[Source records]

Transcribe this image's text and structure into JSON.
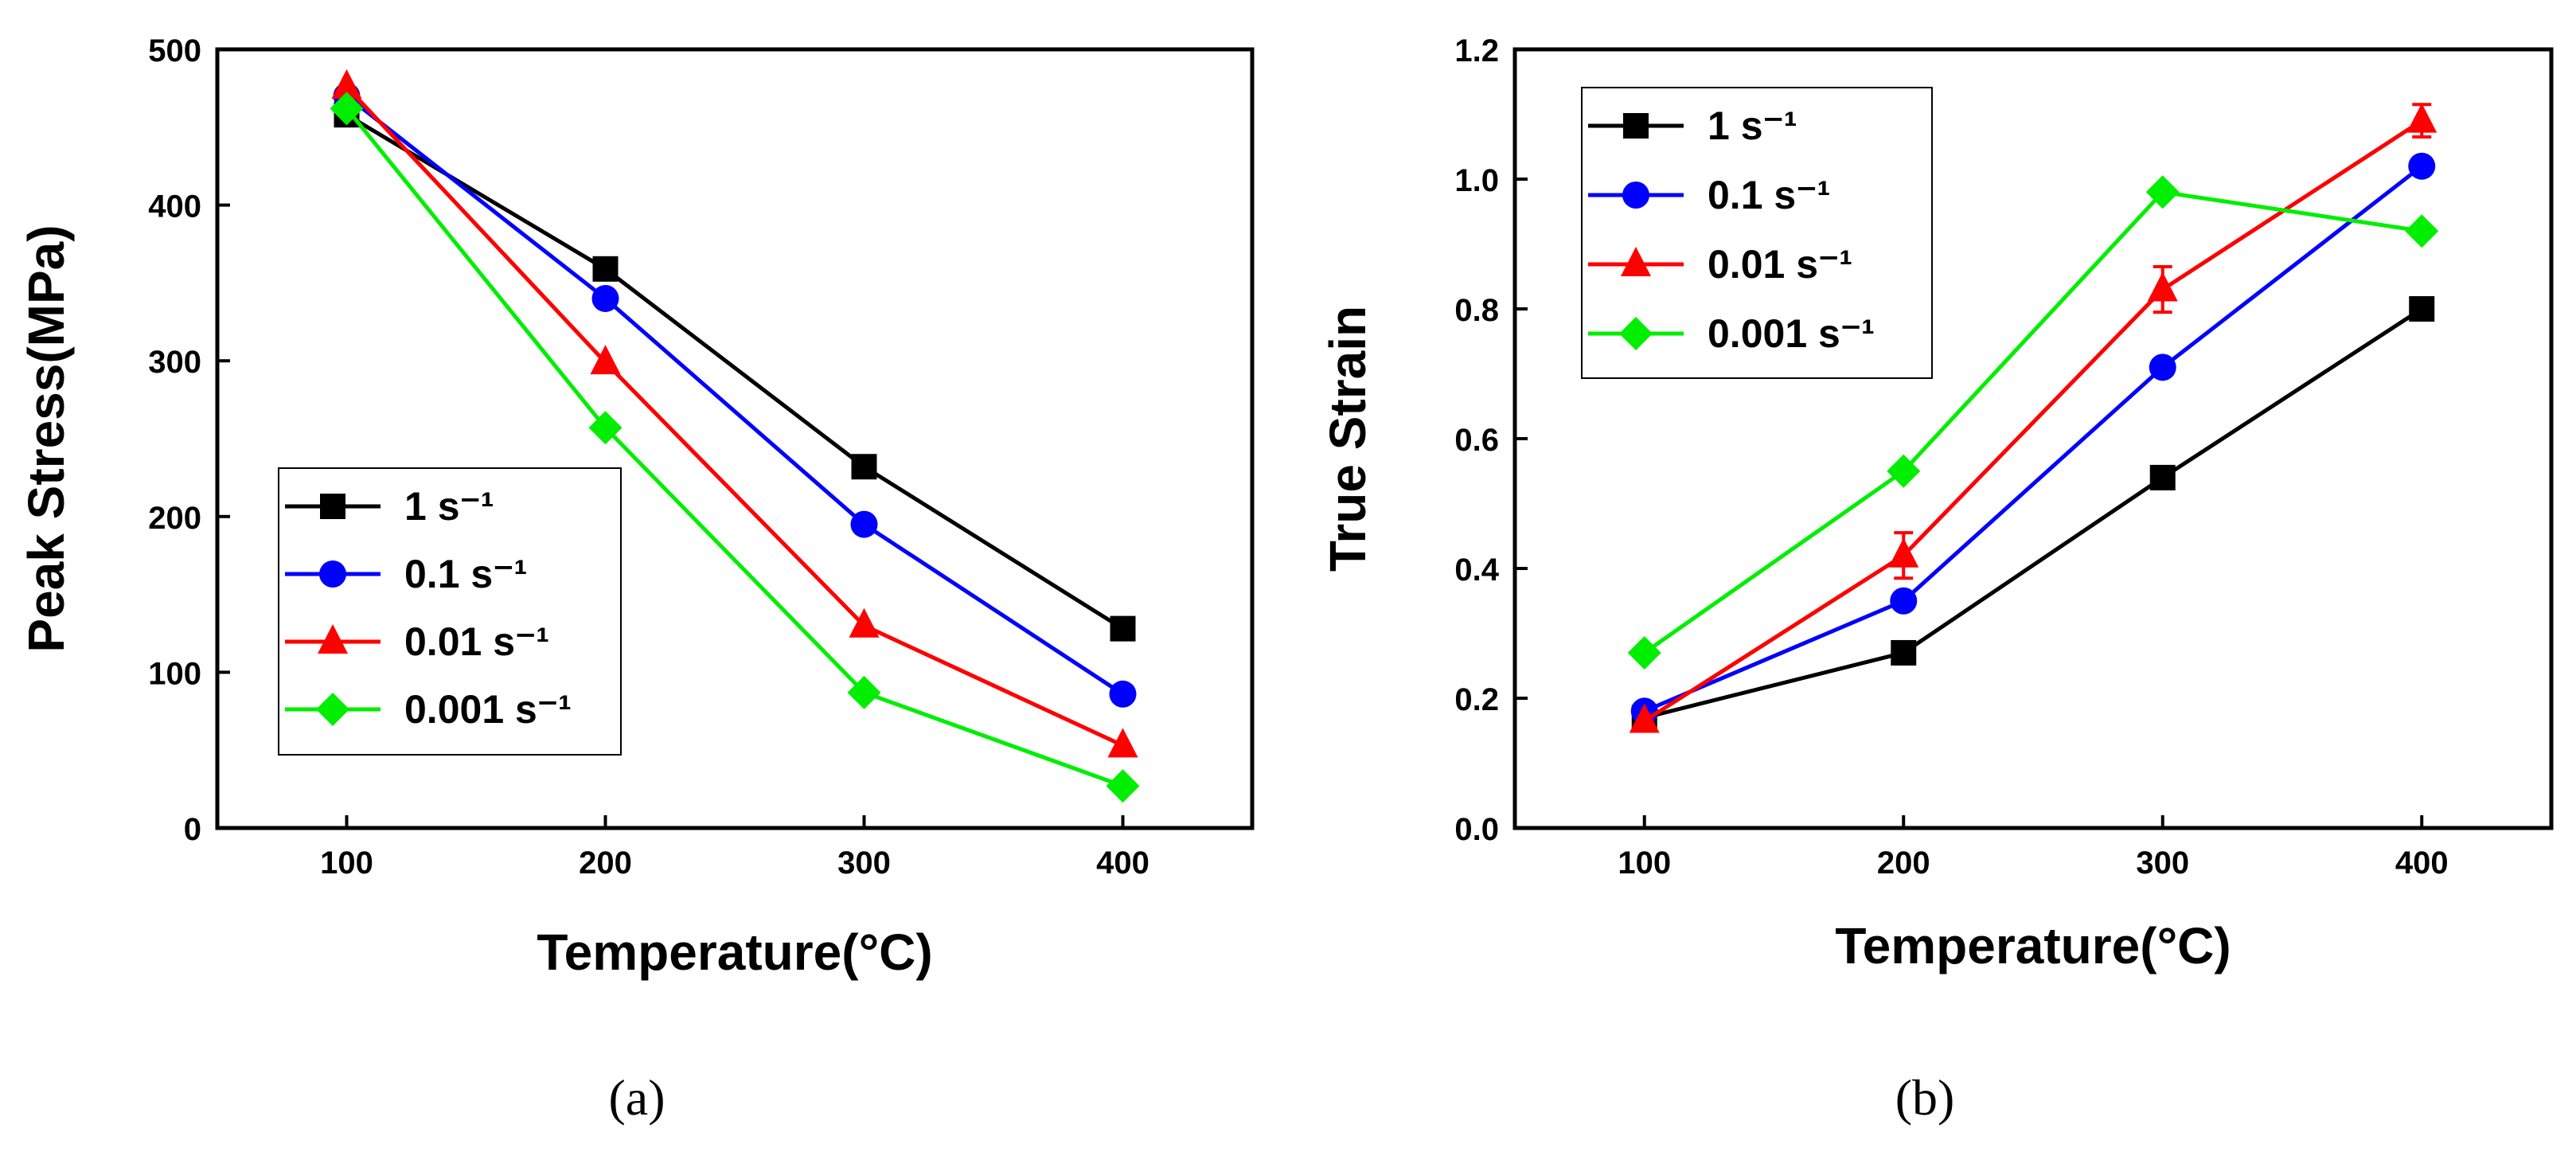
{
  "chart_data": [
    {
      "type": "line",
      "panel_label": "(a)",
      "xlabel": "Temperature(°C)",
      "ylabel": "Peak Stress(MPa)",
      "x": [
        100,
        200,
        300,
        400
      ],
      "xlim": [
        50,
        450
      ],
      "ylim": [
        0,
        500
      ],
      "xticks": [
        100,
        200,
        300,
        400
      ],
      "yticks": [
        0,
        100,
        200,
        300,
        400,
        500
      ],
      "legend_position": "lower-left",
      "series": [
        {
          "name": "1 s⁻¹",
          "marker": "square",
          "color": "#000000",
          "values": [
            458,
            359,
            232,
            128
          ]
        },
        {
          "name": "0.1 s⁻¹",
          "marker": "circle",
          "color": "#0000ff",
          "values": [
            470,
            340,
            195,
            86
          ]
        },
        {
          "name": "0.01 s⁻¹",
          "marker": "triangle",
          "color": "#ff0000",
          "values": [
            476,
            299,
            130,
            53
          ]
        },
        {
          "name": "0.001 s⁻¹",
          "marker": "diamond",
          "color": "#00ee00",
          "values": [
            462,
            257,
            87,
            27
          ]
        }
      ]
    },
    {
      "type": "line",
      "panel_label": "(b)",
      "xlabel": "Temperature(°C)",
      "ylabel": "True Strain",
      "x": [
        100,
        200,
        300,
        400
      ],
      "xlim": [
        50,
        450
      ],
      "ylim": [
        0,
        1.2
      ],
      "xticks": [
        100,
        200,
        300,
        400
      ],
      "yticks": [
        0.0,
        0.2,
        0.4,
        0.6,
        0.8,
        1.0,
        1.2
      ],
      "legend_position": "top-left",
      "series": [
        {
          "name": "1 s⁻¹",
          "marker": "square",
          "color": "#000000",
          "values": [
            0.17,
            0.27,
            0.54,
            0.8
          ]
        },
        {
          "name": "0.1 s⁻¹",
          "marker": "circle",
          "color": "#0000ff",
          "values": [
            0.18,
            0.35,
            0.71,
            1.02
          ]
        },
        {
          "name": "0.01 s⁻¹",
          "marker": "triangle",
          "color": "#ff0000",
          "values": [
            0.165,
            0.42,
            0.83,
            1.09
          ],
          "errors": [
            0,
            0.035,
            0.035,
            0.025
          ]
        },
        {
          "name": "0.001 s⁻¹",
          "marker": "diamond",
          "color": "#00ee00",
          "values": [
            0.27,
            0.55,
            0.98,
            0.92
          ]
        }
      ]
    }
  ]
}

■ Aim of the task
Leave out the pictures and repeat everything else in the records exactly.

■ Correct result
Transcribe this image's text and structure into JSON.
{
  "chart_data": [
    {
      "type": "line",
      "panel_label": "(a)",
      "xlabel": "Temperature(°C)",
      "ylabel": "Peak Stress(MPa)",
      "x": [
        100,
        200,
        300,
        400
      ],
      "xlim": [
        50,
        450
      ],
      "ylim": [
        0,
        500
      ],
      "xticks": [
        100,
        200,
        300,
        400
      ],
      "yticks": [
        0,
        100,
        200,
        300,
        400,
        500
      ],
      "legend_position": "lower-left",
      "series": [
        {
          "name": "1 s⁻¹",
          "marker": "square",
          "color": "#000000",
          "values": [
            458,
            359,
            232,
            128
          ]
        },
        {
          "name": "0.1 s⁻¹",
          "marker": "circle",
          "color": "#0000ff",
          "values": [
            470,
            340,
            195,
            86
          ]
        },
        {
          "name": "0.01 s⁻¹",
          "marker": "triangle",
          "color": "#ff0000",
          "values": [
            476,
            299,
            130,
            53
          ]
        },
        {
          "name": "0.001 s⁻¹",
          "marker": "diamond",
          "color": "#00ee00",
          "values": [
            462,
            257,
            87,
            27
          ]
        }
      ]
    },
    {
      "type": "line",
      "panel_label": "(b)",
      "xlabel": "Temperature(°C)",
      "ylabel": "True Strain",
      "x": [
        100,
        200,
        300,
        400
      ],
      "xlim": [
        50,
        450
      ],
      "ylim": [
        0,
        1.2
      ],
      "xticks": [
        100,
        200,
        300,
        400
      ],
      "yticks": [
        0.0,
        0.2,
        0.4,
        0.6,
        0.8,
        1.0,
        1.2
      ],
      "legend_position": "top-left",
      "series": [
        {
          "name": "1 s⁻¹",
          "marker": "square",
          "color": "#000000",
          "values": [
            0.17,
            0.27,
            0.54,
            0.8
          ]
        },
        {
          "name": "0.1 s⁻¹",
          "marker": "circle",
          "color": "#0000ff",
          "values": [
            0.18,
            0.35,
            0.71,
            1.02
          ]
        },
        {
          "name": "0.01 s⁻¹",
          "marker": "triangle",
          "color": "#ff0000",
          "values": [
            0.165,
            0.42,
            0.83,
            1.09
          ],
          "errors": [
            0,
            0.035,
            0.035,
            0.025
          ]
        },
        {
          "name": "0.001 s⁻¹",
          "marker": "diamond",
          "color": "#00ee00",
          "values": [
            0.27,
            0.55,
            0.98,
            0.92
          ]
        }
      ]
    }
  ]
}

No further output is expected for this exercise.